§ Your task: Retype only what runs from the line that contains "Extract all readable text from this page." through the last line of the listing below, both lines included.

§ Excerpt from a dataset:

■ ■ ■ ■

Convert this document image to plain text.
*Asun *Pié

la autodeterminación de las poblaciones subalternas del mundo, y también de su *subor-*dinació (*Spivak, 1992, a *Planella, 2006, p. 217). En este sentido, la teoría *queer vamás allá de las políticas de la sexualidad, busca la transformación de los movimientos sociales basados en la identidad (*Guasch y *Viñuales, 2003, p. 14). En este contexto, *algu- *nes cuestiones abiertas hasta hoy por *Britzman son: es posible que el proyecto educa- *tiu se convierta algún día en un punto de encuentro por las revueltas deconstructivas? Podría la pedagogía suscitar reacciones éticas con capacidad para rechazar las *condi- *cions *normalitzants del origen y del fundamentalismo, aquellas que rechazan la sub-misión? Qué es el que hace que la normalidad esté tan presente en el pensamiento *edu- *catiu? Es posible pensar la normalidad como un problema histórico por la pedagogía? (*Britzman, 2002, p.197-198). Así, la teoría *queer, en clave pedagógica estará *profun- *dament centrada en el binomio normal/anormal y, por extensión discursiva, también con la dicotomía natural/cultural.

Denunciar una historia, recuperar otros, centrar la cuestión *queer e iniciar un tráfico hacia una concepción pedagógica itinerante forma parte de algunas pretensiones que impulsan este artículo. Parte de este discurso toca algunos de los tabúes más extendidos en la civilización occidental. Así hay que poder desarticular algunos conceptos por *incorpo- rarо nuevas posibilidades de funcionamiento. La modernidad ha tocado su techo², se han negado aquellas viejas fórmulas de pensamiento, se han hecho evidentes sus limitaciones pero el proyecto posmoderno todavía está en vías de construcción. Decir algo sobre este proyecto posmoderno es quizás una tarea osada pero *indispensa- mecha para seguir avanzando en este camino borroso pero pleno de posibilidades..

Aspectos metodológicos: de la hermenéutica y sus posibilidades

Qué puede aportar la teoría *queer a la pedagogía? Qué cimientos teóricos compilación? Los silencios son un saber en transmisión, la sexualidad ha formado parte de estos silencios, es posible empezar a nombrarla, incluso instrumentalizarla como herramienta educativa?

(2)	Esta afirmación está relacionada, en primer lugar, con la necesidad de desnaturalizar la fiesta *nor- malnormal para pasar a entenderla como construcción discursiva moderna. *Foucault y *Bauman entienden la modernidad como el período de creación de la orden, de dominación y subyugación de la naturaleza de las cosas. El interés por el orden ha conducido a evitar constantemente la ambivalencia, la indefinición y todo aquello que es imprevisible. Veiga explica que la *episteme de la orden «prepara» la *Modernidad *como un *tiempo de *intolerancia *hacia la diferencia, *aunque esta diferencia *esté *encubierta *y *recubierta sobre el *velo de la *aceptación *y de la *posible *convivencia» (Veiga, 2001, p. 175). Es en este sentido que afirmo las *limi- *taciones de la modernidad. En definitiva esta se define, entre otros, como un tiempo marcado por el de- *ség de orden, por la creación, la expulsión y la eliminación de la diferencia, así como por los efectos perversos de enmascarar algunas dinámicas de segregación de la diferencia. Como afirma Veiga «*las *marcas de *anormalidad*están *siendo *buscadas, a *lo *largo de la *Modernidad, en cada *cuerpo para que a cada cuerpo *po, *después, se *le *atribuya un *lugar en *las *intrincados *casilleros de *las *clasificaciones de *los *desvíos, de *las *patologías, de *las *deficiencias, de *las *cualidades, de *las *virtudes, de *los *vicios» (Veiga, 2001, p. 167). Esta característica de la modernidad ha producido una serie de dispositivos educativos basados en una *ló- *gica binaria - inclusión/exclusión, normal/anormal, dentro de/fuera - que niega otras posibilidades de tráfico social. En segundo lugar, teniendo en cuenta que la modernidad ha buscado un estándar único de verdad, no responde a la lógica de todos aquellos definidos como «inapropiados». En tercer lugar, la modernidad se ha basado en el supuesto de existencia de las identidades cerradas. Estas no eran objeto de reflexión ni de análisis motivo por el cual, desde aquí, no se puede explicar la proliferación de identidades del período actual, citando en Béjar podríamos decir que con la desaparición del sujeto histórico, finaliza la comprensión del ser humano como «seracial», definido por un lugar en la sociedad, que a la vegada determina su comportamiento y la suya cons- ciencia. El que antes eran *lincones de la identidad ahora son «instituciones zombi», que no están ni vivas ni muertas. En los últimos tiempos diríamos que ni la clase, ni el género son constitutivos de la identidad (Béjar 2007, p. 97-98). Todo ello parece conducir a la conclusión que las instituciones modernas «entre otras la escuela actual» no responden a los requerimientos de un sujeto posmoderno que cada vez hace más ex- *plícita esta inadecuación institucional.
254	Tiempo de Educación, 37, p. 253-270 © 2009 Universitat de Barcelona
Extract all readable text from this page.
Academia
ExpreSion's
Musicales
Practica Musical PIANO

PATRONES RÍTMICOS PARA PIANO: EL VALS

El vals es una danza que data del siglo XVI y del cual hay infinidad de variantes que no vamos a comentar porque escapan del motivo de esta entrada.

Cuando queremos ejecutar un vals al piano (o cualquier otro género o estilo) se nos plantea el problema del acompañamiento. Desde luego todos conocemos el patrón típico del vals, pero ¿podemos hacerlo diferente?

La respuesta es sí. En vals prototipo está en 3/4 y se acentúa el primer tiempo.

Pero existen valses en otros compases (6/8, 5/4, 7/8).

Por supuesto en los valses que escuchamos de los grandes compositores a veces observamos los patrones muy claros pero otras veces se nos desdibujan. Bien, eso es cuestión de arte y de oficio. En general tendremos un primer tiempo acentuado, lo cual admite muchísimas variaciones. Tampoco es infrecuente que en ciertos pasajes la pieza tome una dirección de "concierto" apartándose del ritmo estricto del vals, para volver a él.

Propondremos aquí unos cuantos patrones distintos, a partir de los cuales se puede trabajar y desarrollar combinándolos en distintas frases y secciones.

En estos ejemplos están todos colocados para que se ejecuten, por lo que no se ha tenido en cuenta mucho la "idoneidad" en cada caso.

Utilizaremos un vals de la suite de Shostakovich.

■ ■ ■ ■

§ Solution for this task:
Extract all readable text from this page.
Academia
ExpreSion's
Musicales
Practica Musical PIANO

PATRONES RÍTMICOS PARA PIANO: EL VALS

El vals es una danza que data del siglo XVI y del cual hay infinidad de variantes que no vamos a comentar porque escapan del motivo de esta entrada.

Cuando queremos ejecutar un vals al piano (o cualquier otro género o estilo) se nos plantea el problema del acompañamiento. Desde luego todos conocemos el patrón típico del vals, pero ¿podemos hacerlo diferente?

La respuesta es sí. En vals prototipo está en 3/4 y se acentúa el primer tiempo.

Pero existen valses en otros compases (6/8, 5/4, 7/8).

Por supuesto en los valses que escuchamos de los grandes compositores a veces observamos los patrones muy claros pero otras veces se nos desdibujan. Bien, eso es cuestión de arte y de oficio. En general tendremos un primer tiempo acentuado, lo cual admite muchísimas variaciones. Tampoco es infrecuente que en ciertos pasajes la pieza tome una dirección de "concierto" apartándose del ritmo estricto del vals, para volver a él.

Propondremos aquí unos cuantos patrones distintos, a partir de los cuales se puede trabajar y desarrollar combinándolos en distintas frases y secciones.

En estos ejemplos están todos colocados para que se ejecuten, por lo que no se ha tenido en cuenta mucho la "idoneidad" en cada caso.

Utilizaremos un vals de la suite de Shostakovich.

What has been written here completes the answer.